Dataset records

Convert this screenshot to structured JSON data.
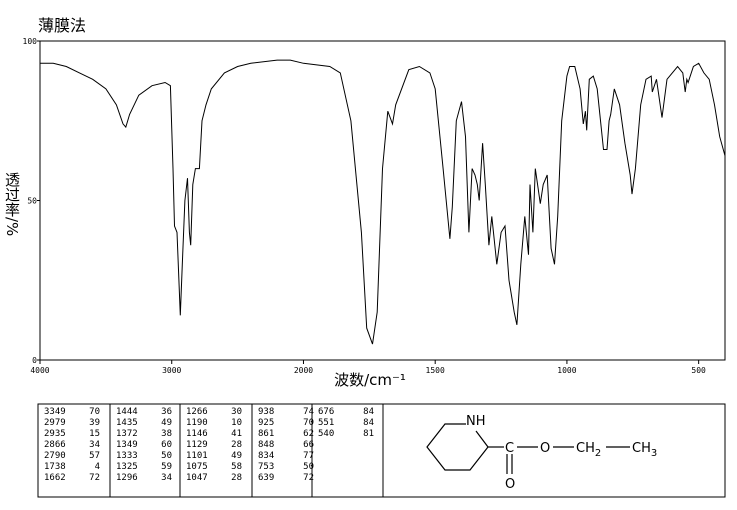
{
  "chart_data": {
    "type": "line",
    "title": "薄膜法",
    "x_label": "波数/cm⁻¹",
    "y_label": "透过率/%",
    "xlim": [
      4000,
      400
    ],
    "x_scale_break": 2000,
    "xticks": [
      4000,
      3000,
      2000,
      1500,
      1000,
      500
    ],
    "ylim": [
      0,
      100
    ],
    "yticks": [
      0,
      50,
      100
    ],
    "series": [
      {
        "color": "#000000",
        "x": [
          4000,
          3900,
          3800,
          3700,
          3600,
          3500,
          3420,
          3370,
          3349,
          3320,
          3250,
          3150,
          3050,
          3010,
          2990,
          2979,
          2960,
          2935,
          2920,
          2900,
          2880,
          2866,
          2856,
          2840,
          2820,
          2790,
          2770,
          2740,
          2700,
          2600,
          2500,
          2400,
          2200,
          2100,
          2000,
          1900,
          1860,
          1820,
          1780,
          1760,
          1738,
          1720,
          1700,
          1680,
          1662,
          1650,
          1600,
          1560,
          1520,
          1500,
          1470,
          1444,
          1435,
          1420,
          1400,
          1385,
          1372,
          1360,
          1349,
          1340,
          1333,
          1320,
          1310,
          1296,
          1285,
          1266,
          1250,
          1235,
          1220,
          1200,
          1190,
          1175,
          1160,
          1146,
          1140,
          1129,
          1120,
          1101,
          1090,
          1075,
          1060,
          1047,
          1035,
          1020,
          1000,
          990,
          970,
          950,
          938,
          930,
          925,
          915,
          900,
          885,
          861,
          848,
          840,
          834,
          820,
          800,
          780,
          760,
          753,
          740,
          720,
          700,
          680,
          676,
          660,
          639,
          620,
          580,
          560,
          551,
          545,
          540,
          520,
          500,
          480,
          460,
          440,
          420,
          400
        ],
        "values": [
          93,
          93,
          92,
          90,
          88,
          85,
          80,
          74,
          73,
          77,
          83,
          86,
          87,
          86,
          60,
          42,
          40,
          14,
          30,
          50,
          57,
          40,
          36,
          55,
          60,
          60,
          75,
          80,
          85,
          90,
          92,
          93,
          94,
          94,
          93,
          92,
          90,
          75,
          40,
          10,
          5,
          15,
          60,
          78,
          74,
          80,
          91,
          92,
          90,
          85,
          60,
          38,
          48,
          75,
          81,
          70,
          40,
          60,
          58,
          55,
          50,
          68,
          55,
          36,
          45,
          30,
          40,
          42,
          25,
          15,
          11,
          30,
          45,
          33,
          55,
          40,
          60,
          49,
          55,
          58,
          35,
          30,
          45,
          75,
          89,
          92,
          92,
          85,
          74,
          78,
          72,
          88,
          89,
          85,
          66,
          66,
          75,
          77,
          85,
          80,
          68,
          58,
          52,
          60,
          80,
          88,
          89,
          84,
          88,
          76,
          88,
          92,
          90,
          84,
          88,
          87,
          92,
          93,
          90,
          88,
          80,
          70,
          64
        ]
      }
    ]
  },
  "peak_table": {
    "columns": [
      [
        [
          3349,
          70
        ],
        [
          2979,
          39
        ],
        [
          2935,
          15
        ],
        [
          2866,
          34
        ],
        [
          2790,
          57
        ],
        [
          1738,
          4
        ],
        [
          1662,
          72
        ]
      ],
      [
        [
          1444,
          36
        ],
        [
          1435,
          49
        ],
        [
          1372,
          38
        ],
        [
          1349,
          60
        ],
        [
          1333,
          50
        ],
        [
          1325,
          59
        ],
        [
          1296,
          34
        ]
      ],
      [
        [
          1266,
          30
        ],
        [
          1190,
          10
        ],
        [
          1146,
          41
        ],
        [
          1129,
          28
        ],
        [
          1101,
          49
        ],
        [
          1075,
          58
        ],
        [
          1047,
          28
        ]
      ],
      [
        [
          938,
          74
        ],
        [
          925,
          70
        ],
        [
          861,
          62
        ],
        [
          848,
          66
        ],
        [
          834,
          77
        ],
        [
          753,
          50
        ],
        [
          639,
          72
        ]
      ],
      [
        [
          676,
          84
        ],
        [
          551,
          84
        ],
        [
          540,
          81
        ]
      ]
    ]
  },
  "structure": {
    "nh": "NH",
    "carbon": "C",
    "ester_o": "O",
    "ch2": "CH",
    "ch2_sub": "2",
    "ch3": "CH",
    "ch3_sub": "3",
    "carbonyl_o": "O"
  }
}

Work to complete
Print every record above exactly as written, leaving out the pictures.

Reply to the exercise
Convert this screenshot to structured JSON data.
{
  "chart_data": {
    "type": "line",
    "title": "薄膜法",
    "x_label": "波数/cm⁻¹",
    "y_label": "透过率/%",
    "xlim": [
      4000,
      400
    ],
    "x_scale_break": 2000,
    "xticks": [
      4000,
      3000,
      2000,
      1500,
      1000,
      500
    ],
    "ylim": [
      0,
      100
    ],
    "yticks": [
      0,
      50,
      100
    ],
    "series": [
      {
        "color": "#000000",
        "x": [
          4000,
          3900,
          3800,
          3700,
          3600,
          3500,
          3420,
          3370,
          3349,
          3320,
          3250,
          3150,
          3050,
          3010,
          2990,
          2979,
          2960,
          2935,
          2920,
          2900,
          2880,
          2866,
          2856,
          2840,
          2820,
          2790,
          2770,
          2740,
          2700,
          2600,
          2500,
          2400,
          2200,
          2100,
          2000,
          1900,
          1860,
          1820,
          1780,
          1760,
          1738,
          1720,
          1700,
          1680,
          1662,
          1650,
          1600,
          1560,
          1520,
          1500,
          1470,
          1444,
          1435,
          1420,
          1400,
          1385,
          1372,
          1360,
          1349,
          1340,
          1333,
          1320,
          1310,
          1296,
          1285,
          1266,
          1250,
          1235,
          1220,
          1200,
          1190,
          1175,
          1160,
          1146,
          1140,
          1129,
          1120,
          1101,
          1090,
          1075,
          1060,
          1047,
          1035,
          1020,
          1000,
          990,
          970,
          950,
          938,
          930,
          925,
          915,
          900,
          885,
          861,
          848,
          840,
          834,
          820,
          800,
          780,
          760,
          753,
          740,
          720,
          700,
          680,
          676,
          660,
          639,
          620,
          580,
          560,
          551,
          545,
          540,
          520,
          500,
          480,
          460,
          440,
          420,
          400
        ],
        "values": [
          93,
          93,
          92,
          90,
          88,
          85,
          80,
          74,
          73,
          77,
          83,
          86,
          87,
          86,
          60,
          42,
          40,
          14,
          30,
          50,
          57,
          40,
          36,
          55,
          60,
          60,
          75,
          80,
          85,
          90,
          92,
          93,
          94,
          94,
          93,
          92,
          90,
          75,
          40,
          10,
          5,
          15,
          60,
          78,
          74,
          80,
          91,
          92,
          90,
          85,
          60,
          38,
          48,
          75,
          81,
          70,
          40,
          60,
          58,
          55,
          50,
          68,
          55,
          36,
          45,
          30,
          40,
          42,
          25,
          15,
          11,
          30,
          45,
          33,
          55,
          40,
          60,
          49,
          55,
          58,
          35,
          30,
          45,
          75,
          89,
          92,
          92,
          85,
          74,
          78,
          72,
          88,
          89,
          85,
          66,
          66,
          75,
          77,
          85,
          80,
          68,
          58,
          52,
          60,
          80,
          88,
          89,
          84,
          88,
          76,
          88,
          92,
          90,
          84,
          88,
          87,
          92,
          93,
          90,
          88,
          80,
          70,
          64
        ]
      }
    ]
  },
  "peak_table": {
    "columns": [
      [
        [
          3349,
          70
        ],
        [
          2979,
          39
        ],
        [
          2935,
          15
        ],
        [
          2866,
          34
        ],
        [
          2790,
          57
        ],
        [
          1738,
          4
        ],
        [
          1662,
          72
        ]
      ],
      [
        [
          1444,
          36
        ],
        [
          1435,
          49
        ],
        [
          1372,
          38
        ],
        [
          1349,
          60
        ],
        [
          1333,
          50
        ],
        [
          1325,
          59
        ],
        [
          1296,
          34
        ]
      ],
      [
        [
          1266,
          30
        ],
        [
          1190,
          10
        ],
        [
          1146,
          41
        ],
        [
          1129,
          28
        ],
        [
          1101,
          49
        ],
        [
          1075,
          58
        ],
        [
          1047,
          28
        ]
      ],
      [
        [
          938,
          74
        ],
        [
          925,
          70
        ],
        [
          861,
          62
        ],
        [
          848,
          66
        ],
        [
          834,
          77
        ],
        [
          753,
          50
        ],
        [
          639,
          72
        ]
      ],
      [
        [
          676,
          84
        ],
        [
          551,
          84
        ],
        [
          540,
          81
        ]
      ]
    ]
  },
  "structure": {
    "nh": "NH",
    "carbon": "C",
    "ester_o": "O",
    "ch2": "CH",
    "ch2_sub": "2",
    "ch3": "CH",
    "ch3_sub": "3",
    "carbonyl_o": "O"
  }
}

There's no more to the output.